WHAT YOU HAVE TO DO — Copy the lines that follow, keeping every character the same.

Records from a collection

◆ ◆ ◆

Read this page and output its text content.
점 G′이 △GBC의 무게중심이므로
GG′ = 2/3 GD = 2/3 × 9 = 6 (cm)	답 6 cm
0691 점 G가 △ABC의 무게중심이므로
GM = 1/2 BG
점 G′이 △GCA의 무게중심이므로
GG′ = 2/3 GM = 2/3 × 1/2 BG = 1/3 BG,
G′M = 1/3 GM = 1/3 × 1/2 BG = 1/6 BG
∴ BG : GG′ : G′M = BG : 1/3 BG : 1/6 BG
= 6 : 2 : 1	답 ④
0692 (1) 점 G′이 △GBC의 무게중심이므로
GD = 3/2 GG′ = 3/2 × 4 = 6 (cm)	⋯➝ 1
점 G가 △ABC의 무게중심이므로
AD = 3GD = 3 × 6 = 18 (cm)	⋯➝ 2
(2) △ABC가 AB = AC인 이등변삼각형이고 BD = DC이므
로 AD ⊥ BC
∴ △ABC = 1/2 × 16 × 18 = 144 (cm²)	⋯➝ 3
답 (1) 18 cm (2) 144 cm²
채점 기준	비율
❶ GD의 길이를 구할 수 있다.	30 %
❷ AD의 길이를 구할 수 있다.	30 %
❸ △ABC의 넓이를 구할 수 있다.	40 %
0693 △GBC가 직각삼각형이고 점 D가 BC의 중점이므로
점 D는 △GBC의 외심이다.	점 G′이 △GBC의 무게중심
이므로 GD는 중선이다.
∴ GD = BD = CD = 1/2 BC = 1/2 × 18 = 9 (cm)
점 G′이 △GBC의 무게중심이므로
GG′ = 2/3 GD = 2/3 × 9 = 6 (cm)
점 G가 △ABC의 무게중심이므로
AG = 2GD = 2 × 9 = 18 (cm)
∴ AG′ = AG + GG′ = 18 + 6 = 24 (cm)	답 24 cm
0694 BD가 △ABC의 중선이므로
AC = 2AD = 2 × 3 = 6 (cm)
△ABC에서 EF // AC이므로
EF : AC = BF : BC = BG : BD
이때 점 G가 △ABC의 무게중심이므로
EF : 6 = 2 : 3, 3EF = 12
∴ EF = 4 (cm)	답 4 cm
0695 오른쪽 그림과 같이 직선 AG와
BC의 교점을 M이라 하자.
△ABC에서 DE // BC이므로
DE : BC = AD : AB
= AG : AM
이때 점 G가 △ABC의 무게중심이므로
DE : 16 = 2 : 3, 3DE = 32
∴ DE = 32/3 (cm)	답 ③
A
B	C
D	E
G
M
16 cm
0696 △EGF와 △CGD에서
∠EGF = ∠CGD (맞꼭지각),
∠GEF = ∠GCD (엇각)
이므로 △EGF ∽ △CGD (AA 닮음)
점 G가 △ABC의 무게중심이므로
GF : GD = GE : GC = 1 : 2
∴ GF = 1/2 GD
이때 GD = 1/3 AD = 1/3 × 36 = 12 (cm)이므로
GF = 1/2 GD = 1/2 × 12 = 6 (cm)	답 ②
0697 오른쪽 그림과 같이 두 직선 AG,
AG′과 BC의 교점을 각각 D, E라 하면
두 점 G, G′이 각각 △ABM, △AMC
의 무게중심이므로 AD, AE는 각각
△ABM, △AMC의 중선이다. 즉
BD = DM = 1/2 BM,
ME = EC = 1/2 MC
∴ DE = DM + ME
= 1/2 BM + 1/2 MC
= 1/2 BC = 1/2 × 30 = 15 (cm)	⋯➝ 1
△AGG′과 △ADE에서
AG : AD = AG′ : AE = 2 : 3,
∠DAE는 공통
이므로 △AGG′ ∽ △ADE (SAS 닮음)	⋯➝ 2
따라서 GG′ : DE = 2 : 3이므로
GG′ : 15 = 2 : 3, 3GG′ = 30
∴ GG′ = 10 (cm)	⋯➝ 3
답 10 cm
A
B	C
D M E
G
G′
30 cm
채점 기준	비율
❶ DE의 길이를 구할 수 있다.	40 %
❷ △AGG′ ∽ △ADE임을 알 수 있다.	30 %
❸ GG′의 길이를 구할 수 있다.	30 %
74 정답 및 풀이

◆ ◆ ◆

THE RESULT —
Read this page and output its text content.
점 G′이 △GBC의 무게중심이므로
GG′ = 2/3 GD = 2/3 × 9 = 6 (cm)	답 6 cm
0691 점 G가 △ABC의 무게중심이므로
GM = 1/2 BG
점 G′이 △GCA의 무게중심이므로
GG′ = 2/3 GM = 2/3 × 1/2 BG = 1/3 BG,
G′M = 1/3 GM = 1/3 × 1/2 BG = 1/6 BG
∴ BG : GG′ : G′M = BG : 1/3 BG : 1/6 BG
= 6 : 2 : 1	답 ④
0692 (1) 점 G′이 △GBC의 무게중심이므로
GD = 3/2 GG′ = 3/2 × 4 = 6 (cm)	⋯➝ 1
점 G가 △ABC의 무게중심이므로
AD = 3GD = 3 × 6 = 18 (cm)	⋯➝ 2
(2) △ABC가 AB = AC인 이등변삼각형이고 BD = DC이므
로 AD ⊥ BC
∴ △ABC = 1/2 × 16 × 18 = 144 (cm²)	⋯➝ 3
답 (1) 18 cm (2) 144 cm²
채점 기준	비율
❶ GD의 길이를 구할 수 있다.	30 %
❷ AD의 길이를 구할 수 있다.	30 %
❸ △ABC의 넓이를 구할 수 있다.	40 %
0693 △GBC가 직각삼각형이고 점 D가 BC의 중점이므로
점 D는 △GBC의 외심이다.	점 G′이 △GBC의 무게중심
이므로 GD는 중선이다.
∴ GD = BD = CD = 1/2 BC = 1/2 × 18 = 9 (cm)
점 G′이 △GBC의 무게중심이므로
GG′ = 2/3 GD = 2/3 × 9 = 6 (cm)
점 G가 △ABC의 무게중심이므로
AG = 2GD = 2 × 9 = 18 (cm)
∴ AG′ = AG + GG′ = 18 + 6 = 24 (cm)	답 24 cm
0694 BD가 △ABC의 중선이므로
AC = 2AD = 2 × 3 = 6 (cm)
△ABC에서 EF // AC이므로
EF : AC = BF : BC = BG : BD
이때 점 G가 △ABC의 무게중심이므로
EF : 6 = 2 : 3, 3EF = 12
∴ EF = 4 (cm)	답 4 cm
0695 오른쪽 그림과 같이 직선 AG와
BC의 교점을 M이라 하자.
△ABC에서 DE // BC이므로
DE : BC = AD : AB
= AG : AM
이때 점 G가 △ABC의 무게중심이므로
DE : 16 = 2 : 3, 3DE = 32
∴ DE = 32/3 (cm)	답 ③
A
B	C
D	E
G
M
16 cm
0696 △EGF와 △CGD에서
∠EGF = ∠CGD (맞꼭지각),
∠GEF = ∠GCD (엇각)
이므로 △EGF ∽ △CGD (AA 닮음)
점 G가 △ABC의 무게중심이므로
GF : GD = GE : GC = 1 : 2
∴ GF = 1/2 GD
이때 GD = 1/3 AD = 1/3 × 36 = 12 (cm)이므로
GF = 1/2 GD = 1/2 × 12 = 6 (cm)	답 ②
0697 오른쪽 그림과 같이 두 직선 AG,
AG′과 BC의 교점을 각각 D, E라 하면
두 점 G, G′이 각각 △ABM, △AMC
의 무게중심이므로 AD, AE는 각각
△ABM, △AMC의 중선이다. 즉
BD = DM = 1/2 BM,
ME = EC = 1/2 MC
∴ DE = DM + ME
= 1/2 BM + 1/2 MC
= 1/2 BC = 1/2 × 30 = 15 (cm)	⋯➝ 1
△AGG′과 △ADE에서
AG : AD = AG′ : AE = 2 : 3,
∠DAE는 공통
이므로 △AGG′ ∽ △ADE (SAS 닮음)	⋯➝ 2
따라서 GG′ : DE = 2 : 3이므로
GG′ : 15 = 2 : 3, 3GG′ = 30
∴ GG′ = 10 (cm)	⋯➝ 3
답 10 cm
A
B	C
D M E
G
G′
30 cm
채점 기준	비율
❶ DE의 길이를 구할 수 있다.	40 %
❷ △AGG′ ∽ △ADE임을 알 수 있다.	30 %
❸ GG′의 길이를 구할 수 있다.	30 %
74 정답 및 풀이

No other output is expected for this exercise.